── GIVEN INFORMATION ──

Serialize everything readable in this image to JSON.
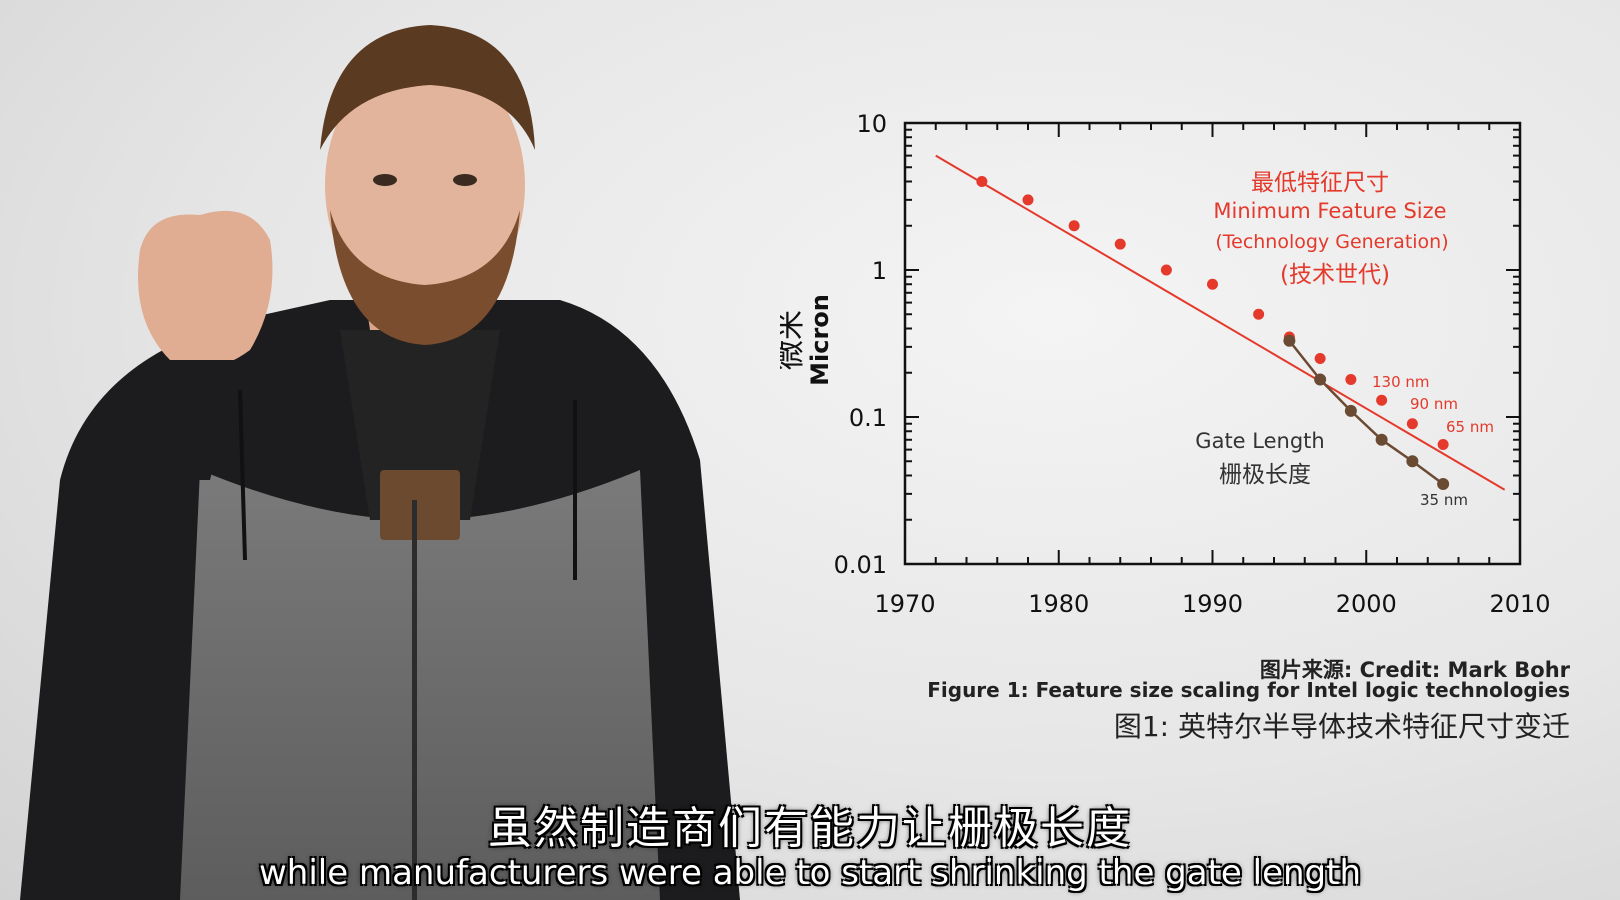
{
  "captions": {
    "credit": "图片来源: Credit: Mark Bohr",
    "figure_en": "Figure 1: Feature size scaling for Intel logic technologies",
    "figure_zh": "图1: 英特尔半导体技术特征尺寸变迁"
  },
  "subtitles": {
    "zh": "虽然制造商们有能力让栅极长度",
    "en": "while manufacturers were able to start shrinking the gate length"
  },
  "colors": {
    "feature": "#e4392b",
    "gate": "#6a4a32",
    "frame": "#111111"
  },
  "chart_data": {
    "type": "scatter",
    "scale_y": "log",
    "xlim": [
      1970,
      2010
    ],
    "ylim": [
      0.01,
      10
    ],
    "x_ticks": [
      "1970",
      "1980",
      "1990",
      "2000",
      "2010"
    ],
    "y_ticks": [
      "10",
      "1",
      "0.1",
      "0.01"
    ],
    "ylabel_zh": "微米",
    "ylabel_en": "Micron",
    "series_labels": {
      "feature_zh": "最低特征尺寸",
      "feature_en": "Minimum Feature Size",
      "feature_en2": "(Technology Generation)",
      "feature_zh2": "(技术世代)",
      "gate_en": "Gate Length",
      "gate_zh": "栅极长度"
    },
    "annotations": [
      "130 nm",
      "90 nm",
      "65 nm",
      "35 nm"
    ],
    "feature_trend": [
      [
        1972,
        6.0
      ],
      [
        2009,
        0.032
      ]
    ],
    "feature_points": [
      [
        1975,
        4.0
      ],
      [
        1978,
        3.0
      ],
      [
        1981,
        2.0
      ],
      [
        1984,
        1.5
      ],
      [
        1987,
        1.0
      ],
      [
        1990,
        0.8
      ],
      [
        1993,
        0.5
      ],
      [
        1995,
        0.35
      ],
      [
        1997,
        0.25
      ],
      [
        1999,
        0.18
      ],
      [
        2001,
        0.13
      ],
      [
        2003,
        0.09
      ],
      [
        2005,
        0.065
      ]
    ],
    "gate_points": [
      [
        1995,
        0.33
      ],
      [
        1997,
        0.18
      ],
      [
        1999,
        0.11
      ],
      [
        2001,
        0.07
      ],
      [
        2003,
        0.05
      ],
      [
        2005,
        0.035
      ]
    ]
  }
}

───

▸ REQUIRED WORK
Apart from the pictures, the entries above are to be repeated in full and exactly.

▸ CORRECT ANSWER
Serialize everything readable in this image to JSON.
{
  "captions": {
    "credit": "图片来源: Credit: Mark Bohr",
    "figure_en": "Figure 1: Feature size scaling for Intel logic technologies",
    "figure_zh": "图1: 英特尔半导体技术特征尺寸变迁"
  },
  "subtitles": {
    "zh": "虽然制造商们有能力让栅极长度",
    "en": "while manufacturers were able to start shrinking the gate length"
  },
  "colors": {
    "feature": "#e4392b",
    "gate": "#6a4a32",
    "frame": "#111111"
  },
  "chart_data": {
    "type": "scatter",
    "scale_y": "log",
    "xlim": [
      1970,
      2010
    ],
    "ylim": [
      0.01,
      10
    ],
    "x_ticks": [
      "1970",
      "1980",
      "1990",
      "2000",
      "2010"
    ],
    "y_ticks": [
      "10",
      "1",
      "0.1",
      "0.01"
    ],
    "ylabel_zh": "微米",
    "ylabel_en": "Micron",
    "series_labels": {
      "feature_zh": "最低特征尺寸",
      "feature_en": "Minimum Feature Size",
      "feature_en2": "(Technology Generation)",
      "feature_zh2": "(技术世代)",
      "gate_en": "Gate Length",
      "gate_zh": "栅极长度"
    },
    "annotations": [
      "130 nm",
      "90 nm",
      "65 nm",
      "35 nm"
    ],
    "feature_trend": [
      [
        1972,
        6.0
      ],
      [
        2009,
        0.032
      ]
    ],
    "feature_points": [
      [
        1975,
        4.0
      ],
      [
        1978,
        3.0
      ],
      [
        1981,
        2.0
      ],
      [
        1984,
        1.5
      ],
      [
        1987,
        1.0
      ],
      [
        1990,
        0.8
      ],
      [
        1993,
        0.5
      ],
      [
        1995,
        0.35
      ],
      [
        1997,
        0.25
      ],
      [
        1999,
        0.18
      ],
      [
        2001,
        0.13
      ],
      [
        2003,
        0.09
      ],
      [
        2005,
        0.065
      ]
    ],
    "gate_points": [
      [
        1995,
        0.33
      ],
      [
        1997,
        0.18
      ],
      [
        1999,
        0.11
      ],
      [
        2001,
        0.07
      ],
      [
        2003,
        0.05
      ],
      [
        2005,
        0.035
      ]
    ]
  }
}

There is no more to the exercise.